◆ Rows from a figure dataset
**********

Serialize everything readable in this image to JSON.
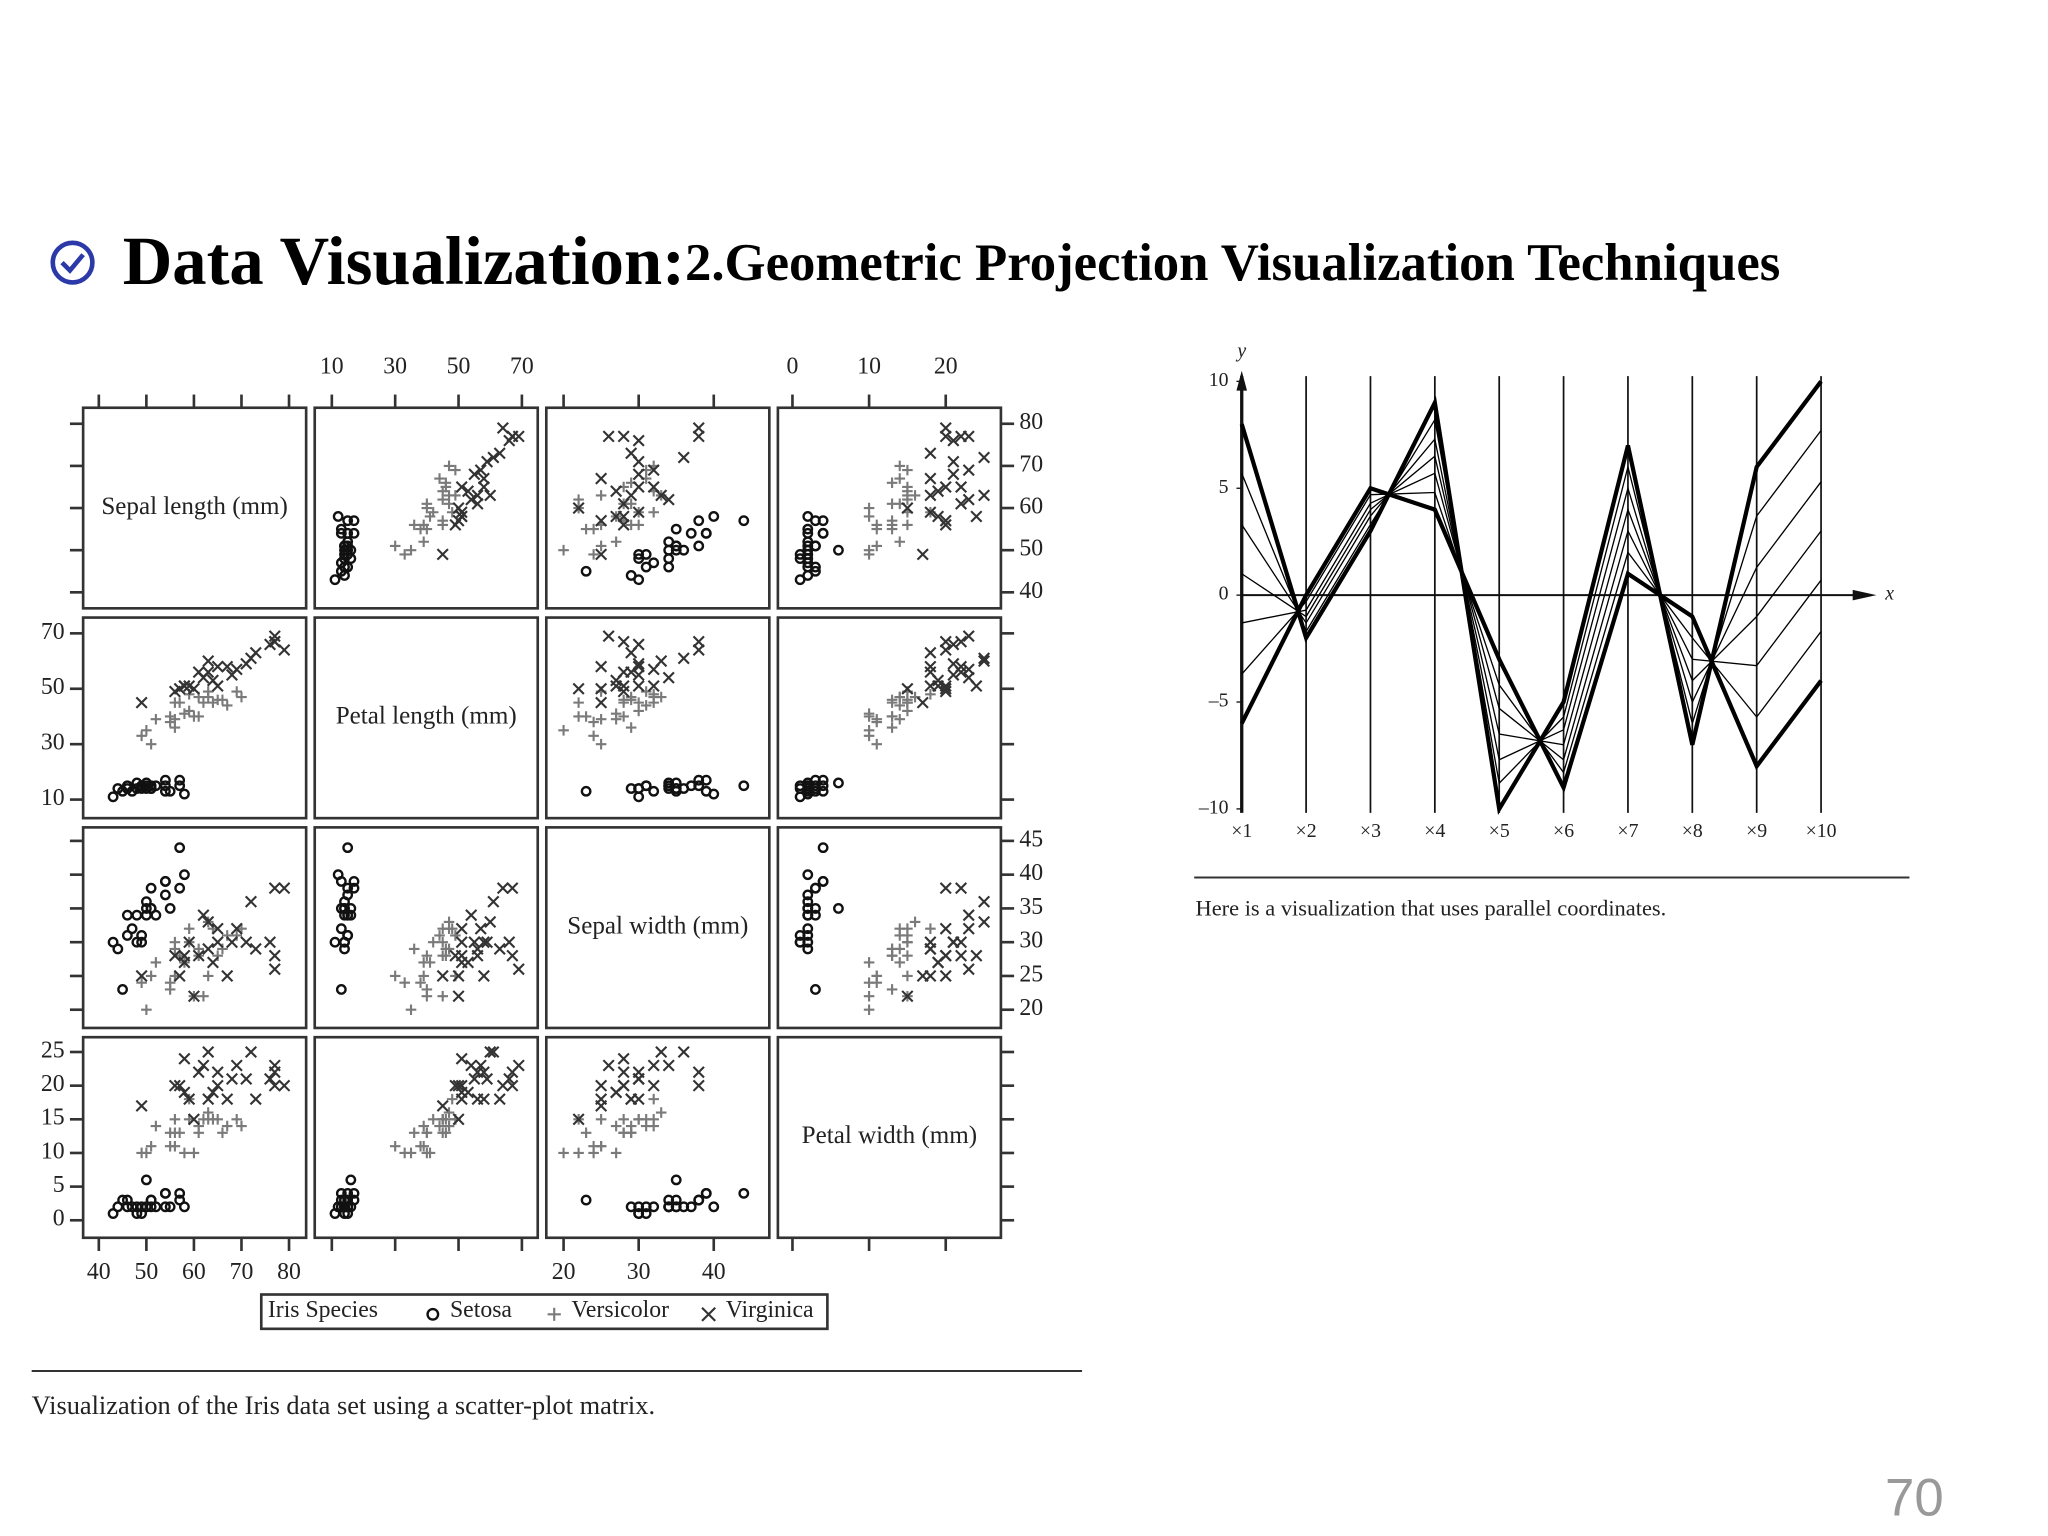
{
  "slide": {
    "title": "Data Visualization:",
    "subtitle": "2.Geometric Projection Visualization Techniques",
    "page_number": "70"
  },
  "chart_data": [
    {
      "type": "scatter-matrix",
      "variables": [
        {
          "name": "Sepal length (mm)",
          "xlim": [
            36.7,
            83.6
          ],
          "ylim": [
            36.2,
            83.8
          ],
          "xticks": [
            40,
            50,
            60,
            70,
            80
          ],
          "yticks": [
            40,
            50,
            60,
            70,
            80
          ]
        },
        {
          "name": "Petal length (mm)",
          "xlim": [
            4.6,
            75
          ],
          "ylim": [
            3.3,
            75.7
          ],
          "xticks": [
            10,
            30,
            50,
            70
          ],
          "yticks": [
            10,
            30,
            50,
            70
          ]
        },
        {
          "name": "Sepal width (mm)",
          "xlim": [
            17.7,
            47.4
          ],
          "ylim": [
            17.3,
            47
          ],
          "xticks": [
            20,
            30,
            40
          ],
          "yticks": [
            20,
            25,
            30,
            35,
            40,
            45
          ]
        },
        {
          "name": "Petal width (mm)",
          "xlim": [
            -1.9,
            27.2
          ],
          "ylim": [
            -2.6,
            27.2
          ],
          "xticks": [
            0,
            10,
            20
          ],
          "yticks": [
            0,
            5,
            10,
            15,
            20,
            25
          ]
        }
      ],
      "legend_title": "Iris Species",
      "species": [
        {
          "name": "Setosa",
          "marker": "circle",
          "color": "#111111",
          "points": [
            [
              51,
              14,
              35,
              2
            ],
            [
              49,
              14,
              30,
              2
            ],
            [
              47,
              13,
              32,
              2
            ],
            [
              46,
              15,
              31,
              2
            ],
            [
              50,
              14,
              36,
              2
            ],
            [
              54,
              17,
              39,
              4
            ],
            [
              46,
              14,
              34,
              3
            ],
            [
              50,
              15,
              34,
              2
            ],
            [
              44,
              14,
              29,
              2
            ],
            [
              49,
              15,
              31,
              1
            ],
            [
              54,
              15,
              37,
              2
            ],
            [
              48,
              16,
              34,
              2
            ],
            [
              48,
              14,
              30,
              1
            ],
            [
              43,
              11,
              30,
              1
            ],
            [
              58,
              12,
              40,
              2
            ],
            [
              57,
              15,
              44,
              4
            ],
            [
              54,
              13,
              39,
              4
            ],
            [
              51,
              14,
              35,
              3
            ],
            [
              57,
              17,
              38,
              3
            ],
            [
              51,
              15,
              38,
              3
            ],
            [
              45,
              13,
              23,
              3
            ],
            [
              50,
              16,
              35,
              6
            ],
            [
              52,
              15,
              34,
              2
            ],
            [
              55,
              13,
              35,
              2
            ]
          ]
        },
        {
          "name": "Versicolor",
          "marker": "plus",
          "color": "#7a7a7a",
          "points": [
            [
              70,
              47,
              32,
              14
            ],
            [
              64,
              45,
              32,
              15
            ],
            [
              69,
              49,
              31,
              15
            ],
            [
              55,
              40,
              23,
              13
            ],
            [
              65,
              46,
              28,
              15
            ],
            [
              57,
              45,
              28,
              13
            ],
            [
              63,
              47,
              33,
              16
            ],
            [
              49,
              33,
              24,
              10
            ],
            [
              66,
              46,
              29,
              13
            ],
            [
              52,
              39,
              27,
              14
            ],
            [
              50,
              35,
              20,
              10
            ],
            [
              59,
              42,
              30,
              15
            ],
            [
              60,
              40,
              22,
              10
            ],
            [
              61,
              47,
              29,
              14
            ],
            [
              56,
              36,
              29,
              13
            ],
            [
              67,
              44,
              31,
              14
            ],
            [
              56,
              45,
              30,
              15
            ],
            [
              58,
              41,
              27,
              10
            ],
            [
              62,
              45,
              22,
              15
            ],
            [
              56,
              39,
              25,
              11
            ],
            [
              59,
              48,
              32,
              18
            ],
            [
              61,
              40,
              28,
              13
            ],
            [
              63,
              49,
              25,
              15
            ],
            [
              55,
              38,
              24,
              11
            ],
            [
              51,
              30,
              25,
              11
            ]
          ]
        },
        {
          "name": "Virginica",
          "marker": "cross",
          "color": "#333333",
          "points": [
            [
              63,
              60,
              33,
              25
            ],
            [
              58,
              51,
              27,
              19
            ],
            [
              71,
              59,
              30,
              21
            ],
            [
              63,
              56,
              29,
              18
            ],
            [
              65,
              58,
              30,
              22
            ],
            [
              76,
              66,
              30,
              21
            ],
            [
              49,
              45,
              25,
              17
            ],
            [
              73,
              63,
              29,
              18
            ],
            [
              67,
              58,
              25,
              18
            ],
            [
              72,
              61,
              36,
              25
            ],
            [
              65,
              51,
              32,
              20
            ],
            [
              64,
              53,
              27,
              19
            ],
            [
              68,
              55,
              30,
              21
            ],
            [
              57,
              50,
              25,
              20
            ],
            [
              58,
              51,
              28,
              24
            ],
            [
              77,
              67,
              38,
              22
            ],
            [
              77,
              69,
              26,
              23
            ],
            [
              60,
              50,
              22,
              15
            ],
            [
              69,
              57,
              32,
              23
            ],
            [
              56,
              49,
              28,
              20
            ],
            [
              77,
              67,
              28,
              20
            ],
            [
              79,
              64,
              38,
              20
            ],
            [
              61,
              56,
              28,
              22
            ],
            [
              62,
              54,
              34,
              23
            ],
            [
              59,
              51,
              30,
              18
            ]
          ]
        }
      ],
      "caption": "Visualization of the Iris data set using a scatter-plot matrix."
    },
    {
      "type": "parallel",
      "categories": [
        "×1",
        "×2",
        "×3",
        "×4",
        "×5",
        "×6",
        "×7",
        "×8",
        "×9",
        "×10"
      ],
      "x_label": "x",
      "y_label": "y",
      "ylim": [
        -10,
        10
      ],
      "yticks": [
        {
          "value": -10,
          "label": "–10"
        },
        {
          "value": -5,
          "label": "–5"
        },
        0,
        5,
        10
      ],
      "lines": [
        [
          8,
          -2,
          3,
          9,
          -10,
          -5,
          7,
          -7,
          6,
          10
        ],
        [
          5.7,
          -1.7,
          3.3,
          8.2,
          -8.8,
          -5.7,
          6,
          -6,
          3.7,
          7.7
        ],
        [
          3.3,
          -1.3,
          3.7,
          7.3,
          -7.7,
          -6.3,
          5,
          -5,
          1.3,
          5.3
        ],
        [
          1,
          -1,
          4,
          6.5,
          -6.5,
          -7,
          4,
          -4,
          -1,
          3
        ],
        [
          -1.3,
          -0.7,
          4.3,
          5.7,
          -5.3,
          -7.7,
          3,
          -3,
          -3.3,
          0.7
        ],
        [
          -3.7,
          -0.3,
          4.7,
          4.8,
          -4.2,
          -8.3,
          2,
          -2,
          -5.7,
          -1.7
        ],
        [
          -6,
          0,
          5,
          4,
          -3,
          -9,
          1,
          -1,
          -8,
          -4
        ]
      ],
      "color": "#000000",
      "caption": "Here is a visualization that uses parallel coordinates."
    }
  ]
}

**********

◆ Task prompt
Set down every record once more, word for word, without pictures.

◆ Complete response
Serialize everything readable in this image to JSON.
{
  "slide": {
    "title": "Data Visualization:",
    "subtitle": "2.Geometric Projection Visualization Techniques",
    "page_number": "70"
  },
  "chart_data": [
    {
      "type": "scatter-matrix",
      "variables": [
        {
          "name": "Sepal length (mm)",
          "xlim": [
            36.7,
            83.6
          ],
          "ylim": [
            36.2,
            83.8
          ],
          "xticks": [
            40,
            50,
            60,
            70,
            80
          ],
          "yticks": [
            40,
            50,
            60,
            70,
            80
          ]
        },
        {
          "name": "Petal length (mm)",
          "xlim": [
            4.6,
            75
          ],
          "ylim": [
            3.3,
            75.7
          ],
          "xticks": [
            10,
            30,
            50,
            70
          ],
          "yticks": [
            10,
            30,
            50,
            70
          ]
        },
        {
          "name": "Sepal width (mm)",
          "xlim": [
            17.7,
            47.4
          ],
          "ylim": [
            17.3,
            47
          ],
          "xticks": [
            20,
            30,
            40
          ],
          "yticks": [
            20,
            25,
            30,
            35,
            40,
            45
          ]
        },
        {
          "name": "Petal width (mm)",
          "xlim": [
            -1.9,
            27.2
          ],
          "ylim": [
            -2.6,
            27.2
          ],
          "xticks": [
            0,
            10,
            20
          ],
          "yticks": [
            0,
            5,
            10,
            15,
            20,
            25
          ]
        }
      ],
      "legend_title": "Iris Species",
      "species": [
        {
          "name": "Setosa",
          "marker": "circle",
          "color": "#111111",
          "points": [
            [
              51,
              14,
              35,
              2
            ],
            [
              49,
              14,
              30,
              2
            ],
            [
              47,
              13,
              32,
              2
            ],
            [
              46,
              15,
              31,
              2
            ],
            [
              50,
              14,
              36,
              2
            ],
            [
              54,
              17,
              39,
              4
            ],
            [
              46,
              14,
              34,
              3
            ],
            [
              50,
              15,
              34,
              2
            ],
            [
              44,
              14,
              29,
              2
            ],
            [
              49,
              15,
              31,
              1
            ],
            [
              54,
              15,
              37,
              2
            ],
            [
              48,
              16,
              34,
              2
            ],
            [
              48,
              14,
              30,
              1
            ],
            [
              43,
              11,
              30,
              1
            ],
            [
              58,
              12,
              40,
              2
            ],
            [
              57,
              15,
              44,
              4
            ],
            [
              54,
              13,
              39,
              4
            ],
            [
              51,
              14,
              35,
              3
            ],
            [
              57,
              17,
              38,
              3
            ],
            [
              51,
              15,
              38,
              3
            ],
            [
              45,
              13,
              23,
              3
            ],
            [
              50,
              16,
              35,
              6
            ],
            [
              52,
              15,
              34,
              2
            ],
            [
              55,
              13,
              35,
              2
            ]
          ]
        },
        {
          "name": "Versicolor",
          "marker": "plus",
          "color": "#7a7a7a",
          "points": [
            [
              70,
              47,
              32,
              14
            ],
            [
              64,
              45,
              32,
              15
            ],
            [
              69,
              49,
              31,
              15
            ],
            [
              55,
              40,
              23,
              13
            ],
            [
              65,
              46,
              28,
              15
            ],
            [
              57,
              45,
              28,
              13
            ],
            [
              63,
              47,
              33,
              16
            ],
            [
              49,
              33,
              24,
              10
            ],
            [
              66,
              46,
              29,
              13
            ],
            [
              52,
              39,
              27,
              14
            ],
            [
              50,
              35,
              20,
              10
            ],
            [
              59,
              42,
              30,
              15
            ],
            [
              60,
              40,
              22,
              10
            ],
            [
              61,
              47,
              29,
              14
            ],
            [
              56,
              36,
              29,
              13
            ],
            [
              67,
              44,
              31,
              14
            ],
            [
              56,
              45,
              30,
              15
            ],
            [
              58,
              41,
              27,
              10
            ],
            [
              62,
              45,
              22,
              15
            ],
            [
              56,
              39,
              25,
              11
            ],
            [
              59,
              48,
              32,
              18
            ],
            [
              61,
              40,
              28,
              13
            ],
            [
              63,
              49,
              25,
              15
            ],
            [
              55,
              38,
              24,
              11
            ],
            [
              51,
              30,
              25,
              11
            ]
          ]
        },
        {
          "name": "Virginica",
          "marker": "cross",
          "color": "#333333",
          "points": [
            [
              63,
              60,
              33,
              25
            ],
            [
              58,
              51,
              27,
              19
            ],
            [
              71,
              59,
              30,
              21
            ],
            [
              63,
              56,
              29,
              18
            ],
            [
              65,
              58,
              30,
              22
            ],
            [
              76,
              66,
              30,
              21
            ],
            [
              49,
              45,
              25,
              17
            ],
            [
              73,
              63,
              29,
              18
            ],
            [
              67,
              58,
              25,
              18
            ],
            [
              72,
              61,
              36,
              25
            ],
            [
              65,
              51,
              32,
              20
            ],
            [
              64,
              53,
              27,
              19
            ],
            [
              68,
              55,
              30,
              21
            ],
            [
              57,
              50,
              25,
              20
            ],
            [
              58,
              51,
              28,
              24
            ],
            [
              77,
              67,
              38,
              22
            ],
            [
              77,
              69,
              26,
              23
            ],
            [
              60,
              50,
              22,
              15
            ],
            [
              69,
              57,
              32,
              23
            ],
            [
              56,
              49,
              28,
              20
            ],
            [
              77,
              67,
              28,
              20
            ],
            [
              79,
              64,
              38,
              20
            ],
            [
              61,
              56,
              28,
              22
            ],
            [
              62,
              54,
              34,
              23
            ],
            [
              59,
              51,
              30,
              18
            ]
          ]
        }
      ],
      "caption": "Visualization of the Iris data set using a scatter-plot matrix."
    },
    {
      "type": "parallel",
      "categories": [
        "×1",
        "×2",
        "×3",
        "×4",
        "×5",
        "×6",
        "×7",
        "×8",
        "×9",
        "×10"
      ],
      "x_label": "x",
      "y_label": "y",
      "ylim": [
        -10,
        10
      ],
      "yticks": [
        {
          "value": -10,
          "label": "–10"
        },
        {
          "value": -5,
          "label": "–5"
        },
        0,
        5,
        10
      ],
      "lines": [
        [
          8,
          -2,
          3,
          9,
          -10,
          -5,
          7,
          -7,
          6,
          10
        ],
        [
          5.7,
          -1.7,
          3.3,
          8.2,
          -8.8,
          -5.7,
          6,
          -6,
          3.7,
          7.7
        ],
        [
          3.3,
          -1.3,
          3.7,
          7.3,
          -7.7,
          -6.3,
          5,
          -5,
          1.3,
          5.3
        ],
        [
          1,
          -1,
          4,
          6.5,
          -6.5,
          -7,
          4,
          -4,
          -1,
          3
        ],
        [
          -1.3,
          -0.7,
          4.3,
          5.7,
          -5.3,
          -7.7,
          3,
          -3,
          -3.3,
          0.7
        ],
        [
          -3.7,
          -0.3,
          4.7,
          4.8,
          -4.2,
          -8.3,
          2,
          -2,
          -5.7,
          -1.7
        ],
        [
          -6,
          0,
          5,
          4,
          -3,
          -9,
          1,
          -1,
          -8,
          -4
        ]
      ],
      "color": "#000000",
      "caption": "Here is a visualization that uses parallel coordinates."
    }
  ]
}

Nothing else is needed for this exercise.